— START —
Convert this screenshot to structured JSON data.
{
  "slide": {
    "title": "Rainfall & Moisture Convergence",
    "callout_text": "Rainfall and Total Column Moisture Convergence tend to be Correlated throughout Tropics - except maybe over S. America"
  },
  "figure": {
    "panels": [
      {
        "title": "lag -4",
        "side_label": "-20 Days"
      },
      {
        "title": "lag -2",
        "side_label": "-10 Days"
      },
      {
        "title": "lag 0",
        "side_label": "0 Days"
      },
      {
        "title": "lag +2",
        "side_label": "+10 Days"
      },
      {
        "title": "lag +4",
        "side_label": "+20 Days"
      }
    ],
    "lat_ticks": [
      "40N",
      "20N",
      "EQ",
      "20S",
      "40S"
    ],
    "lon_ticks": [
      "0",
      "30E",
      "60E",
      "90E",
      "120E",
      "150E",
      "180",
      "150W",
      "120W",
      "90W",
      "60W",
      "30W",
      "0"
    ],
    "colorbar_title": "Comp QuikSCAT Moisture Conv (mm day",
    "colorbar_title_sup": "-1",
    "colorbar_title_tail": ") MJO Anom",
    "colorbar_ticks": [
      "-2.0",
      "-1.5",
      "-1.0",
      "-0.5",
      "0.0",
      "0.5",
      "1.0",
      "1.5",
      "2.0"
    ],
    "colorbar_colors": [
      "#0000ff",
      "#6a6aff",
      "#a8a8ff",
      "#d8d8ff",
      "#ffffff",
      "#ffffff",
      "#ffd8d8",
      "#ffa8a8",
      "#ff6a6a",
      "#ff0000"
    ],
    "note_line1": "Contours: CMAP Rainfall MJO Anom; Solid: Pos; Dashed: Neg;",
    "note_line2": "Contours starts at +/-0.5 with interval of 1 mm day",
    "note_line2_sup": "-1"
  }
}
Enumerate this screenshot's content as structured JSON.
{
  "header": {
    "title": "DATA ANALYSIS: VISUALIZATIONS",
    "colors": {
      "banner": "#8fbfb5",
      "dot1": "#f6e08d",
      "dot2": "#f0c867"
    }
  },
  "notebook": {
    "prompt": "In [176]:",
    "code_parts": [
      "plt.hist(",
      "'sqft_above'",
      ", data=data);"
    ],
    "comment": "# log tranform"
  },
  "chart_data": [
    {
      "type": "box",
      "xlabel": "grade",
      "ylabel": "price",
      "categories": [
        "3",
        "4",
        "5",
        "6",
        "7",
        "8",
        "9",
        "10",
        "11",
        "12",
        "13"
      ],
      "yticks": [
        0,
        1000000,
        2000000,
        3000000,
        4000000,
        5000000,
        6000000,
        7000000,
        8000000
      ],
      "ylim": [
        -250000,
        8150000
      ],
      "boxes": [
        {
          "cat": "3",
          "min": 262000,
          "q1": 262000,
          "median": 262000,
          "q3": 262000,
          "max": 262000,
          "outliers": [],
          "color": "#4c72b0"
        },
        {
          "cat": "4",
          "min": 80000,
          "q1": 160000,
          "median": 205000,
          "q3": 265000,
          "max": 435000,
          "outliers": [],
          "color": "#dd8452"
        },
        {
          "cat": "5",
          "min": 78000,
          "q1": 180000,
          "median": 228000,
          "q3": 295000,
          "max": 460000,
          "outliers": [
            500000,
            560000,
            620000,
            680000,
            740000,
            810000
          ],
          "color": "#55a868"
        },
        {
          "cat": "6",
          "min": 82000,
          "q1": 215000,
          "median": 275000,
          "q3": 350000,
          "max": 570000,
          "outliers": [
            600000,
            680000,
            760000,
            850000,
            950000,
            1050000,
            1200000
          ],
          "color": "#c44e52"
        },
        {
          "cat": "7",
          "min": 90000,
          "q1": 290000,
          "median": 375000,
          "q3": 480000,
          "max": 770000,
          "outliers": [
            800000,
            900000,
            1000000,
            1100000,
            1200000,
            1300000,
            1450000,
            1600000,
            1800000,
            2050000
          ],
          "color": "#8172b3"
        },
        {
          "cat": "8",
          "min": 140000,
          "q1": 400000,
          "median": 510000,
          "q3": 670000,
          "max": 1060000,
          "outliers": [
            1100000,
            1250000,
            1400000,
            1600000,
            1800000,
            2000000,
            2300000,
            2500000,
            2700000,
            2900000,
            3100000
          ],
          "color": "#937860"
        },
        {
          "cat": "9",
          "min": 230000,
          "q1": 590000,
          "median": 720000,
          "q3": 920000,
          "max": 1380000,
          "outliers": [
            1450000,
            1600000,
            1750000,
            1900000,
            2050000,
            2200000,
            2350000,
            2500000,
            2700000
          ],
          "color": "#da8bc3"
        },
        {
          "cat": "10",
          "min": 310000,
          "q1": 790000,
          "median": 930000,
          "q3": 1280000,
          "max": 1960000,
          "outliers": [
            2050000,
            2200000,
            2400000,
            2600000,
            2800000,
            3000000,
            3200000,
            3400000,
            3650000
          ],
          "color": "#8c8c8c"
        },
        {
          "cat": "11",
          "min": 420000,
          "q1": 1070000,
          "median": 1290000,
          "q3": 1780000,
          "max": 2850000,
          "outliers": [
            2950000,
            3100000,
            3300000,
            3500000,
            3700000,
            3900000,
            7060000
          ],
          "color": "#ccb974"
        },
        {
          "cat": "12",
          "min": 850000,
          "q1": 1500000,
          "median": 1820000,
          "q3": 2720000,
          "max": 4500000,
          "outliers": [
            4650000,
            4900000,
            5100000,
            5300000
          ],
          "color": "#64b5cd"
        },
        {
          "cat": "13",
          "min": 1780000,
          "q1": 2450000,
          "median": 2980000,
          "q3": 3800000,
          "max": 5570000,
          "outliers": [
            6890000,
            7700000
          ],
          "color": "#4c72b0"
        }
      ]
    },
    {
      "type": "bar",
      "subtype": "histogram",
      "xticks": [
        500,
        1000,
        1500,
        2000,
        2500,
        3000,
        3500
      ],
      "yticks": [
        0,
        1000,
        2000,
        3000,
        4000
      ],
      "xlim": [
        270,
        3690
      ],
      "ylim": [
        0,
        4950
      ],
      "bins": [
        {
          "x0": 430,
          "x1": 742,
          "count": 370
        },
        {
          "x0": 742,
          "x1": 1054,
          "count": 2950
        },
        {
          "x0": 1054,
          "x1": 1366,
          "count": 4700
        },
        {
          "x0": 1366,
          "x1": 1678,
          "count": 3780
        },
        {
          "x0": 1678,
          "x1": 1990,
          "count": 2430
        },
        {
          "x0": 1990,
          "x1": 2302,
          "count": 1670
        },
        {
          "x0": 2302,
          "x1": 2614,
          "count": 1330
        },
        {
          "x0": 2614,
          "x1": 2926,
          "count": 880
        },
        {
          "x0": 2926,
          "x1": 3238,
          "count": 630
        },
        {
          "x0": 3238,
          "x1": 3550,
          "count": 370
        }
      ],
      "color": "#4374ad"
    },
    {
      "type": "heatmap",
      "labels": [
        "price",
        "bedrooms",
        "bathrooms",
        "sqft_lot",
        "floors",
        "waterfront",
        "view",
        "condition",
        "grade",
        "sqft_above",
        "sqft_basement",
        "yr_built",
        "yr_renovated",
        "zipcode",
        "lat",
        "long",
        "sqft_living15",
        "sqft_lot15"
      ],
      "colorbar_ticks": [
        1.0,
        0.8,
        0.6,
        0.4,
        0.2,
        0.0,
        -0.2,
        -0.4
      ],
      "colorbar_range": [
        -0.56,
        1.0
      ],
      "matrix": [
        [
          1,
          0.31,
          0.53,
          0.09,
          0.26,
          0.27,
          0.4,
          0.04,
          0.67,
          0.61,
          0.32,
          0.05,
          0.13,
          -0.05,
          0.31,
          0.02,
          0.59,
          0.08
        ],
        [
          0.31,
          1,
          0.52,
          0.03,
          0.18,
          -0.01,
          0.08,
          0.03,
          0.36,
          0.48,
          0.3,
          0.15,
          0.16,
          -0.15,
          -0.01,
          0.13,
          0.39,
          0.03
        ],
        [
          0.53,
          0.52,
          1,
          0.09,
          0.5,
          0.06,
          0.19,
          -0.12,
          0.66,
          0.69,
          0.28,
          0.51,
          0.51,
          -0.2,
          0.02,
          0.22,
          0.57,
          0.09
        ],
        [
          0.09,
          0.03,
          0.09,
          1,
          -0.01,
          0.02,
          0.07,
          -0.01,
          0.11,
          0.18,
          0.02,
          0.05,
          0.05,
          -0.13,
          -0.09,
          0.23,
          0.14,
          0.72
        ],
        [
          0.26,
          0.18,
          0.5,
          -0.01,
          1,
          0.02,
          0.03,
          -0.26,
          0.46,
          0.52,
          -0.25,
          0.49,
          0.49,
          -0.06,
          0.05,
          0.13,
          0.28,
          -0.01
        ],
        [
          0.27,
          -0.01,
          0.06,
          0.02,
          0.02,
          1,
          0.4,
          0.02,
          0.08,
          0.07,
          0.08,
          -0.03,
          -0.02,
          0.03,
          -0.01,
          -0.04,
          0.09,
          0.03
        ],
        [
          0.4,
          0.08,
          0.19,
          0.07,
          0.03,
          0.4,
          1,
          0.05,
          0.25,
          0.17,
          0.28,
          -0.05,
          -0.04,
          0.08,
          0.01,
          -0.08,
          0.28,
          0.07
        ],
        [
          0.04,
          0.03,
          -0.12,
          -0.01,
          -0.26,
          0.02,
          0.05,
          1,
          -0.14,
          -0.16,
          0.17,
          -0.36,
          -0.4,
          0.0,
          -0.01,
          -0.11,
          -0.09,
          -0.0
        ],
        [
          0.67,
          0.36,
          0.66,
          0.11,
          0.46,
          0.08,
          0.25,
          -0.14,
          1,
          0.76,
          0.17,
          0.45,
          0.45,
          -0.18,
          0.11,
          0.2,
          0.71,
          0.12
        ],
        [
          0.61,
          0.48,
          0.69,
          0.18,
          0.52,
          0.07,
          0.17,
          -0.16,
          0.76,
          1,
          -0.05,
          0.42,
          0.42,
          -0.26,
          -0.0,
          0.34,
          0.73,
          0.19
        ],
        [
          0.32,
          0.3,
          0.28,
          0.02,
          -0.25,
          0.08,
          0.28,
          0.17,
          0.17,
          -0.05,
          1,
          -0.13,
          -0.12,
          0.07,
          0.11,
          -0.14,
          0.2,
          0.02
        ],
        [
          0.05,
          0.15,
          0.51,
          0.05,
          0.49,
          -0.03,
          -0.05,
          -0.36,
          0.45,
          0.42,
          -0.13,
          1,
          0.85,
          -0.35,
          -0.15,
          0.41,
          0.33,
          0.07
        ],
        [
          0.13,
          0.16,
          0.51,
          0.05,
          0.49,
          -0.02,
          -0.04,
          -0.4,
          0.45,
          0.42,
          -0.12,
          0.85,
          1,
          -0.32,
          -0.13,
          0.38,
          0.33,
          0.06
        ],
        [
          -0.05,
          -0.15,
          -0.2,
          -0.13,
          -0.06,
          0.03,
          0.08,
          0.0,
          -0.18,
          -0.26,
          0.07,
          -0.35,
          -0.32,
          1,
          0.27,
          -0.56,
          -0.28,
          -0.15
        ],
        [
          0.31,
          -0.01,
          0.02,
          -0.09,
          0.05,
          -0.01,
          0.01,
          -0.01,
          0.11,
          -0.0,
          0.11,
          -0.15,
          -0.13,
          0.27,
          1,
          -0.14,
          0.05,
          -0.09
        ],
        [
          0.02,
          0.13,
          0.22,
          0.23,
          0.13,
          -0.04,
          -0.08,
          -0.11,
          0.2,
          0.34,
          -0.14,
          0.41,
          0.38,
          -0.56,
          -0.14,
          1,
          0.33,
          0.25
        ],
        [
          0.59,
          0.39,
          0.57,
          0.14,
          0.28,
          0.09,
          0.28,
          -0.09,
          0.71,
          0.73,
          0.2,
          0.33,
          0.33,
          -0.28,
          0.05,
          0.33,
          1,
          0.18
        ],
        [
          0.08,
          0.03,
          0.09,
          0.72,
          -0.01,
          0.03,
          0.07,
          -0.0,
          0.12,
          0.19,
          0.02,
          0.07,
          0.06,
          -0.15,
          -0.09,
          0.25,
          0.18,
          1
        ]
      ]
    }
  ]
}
— END —
* [TO DO] How many lines in the records above hold the word "screenshot"? Give only the number.

* [RESPONSE TO THIS EXERCISE] 2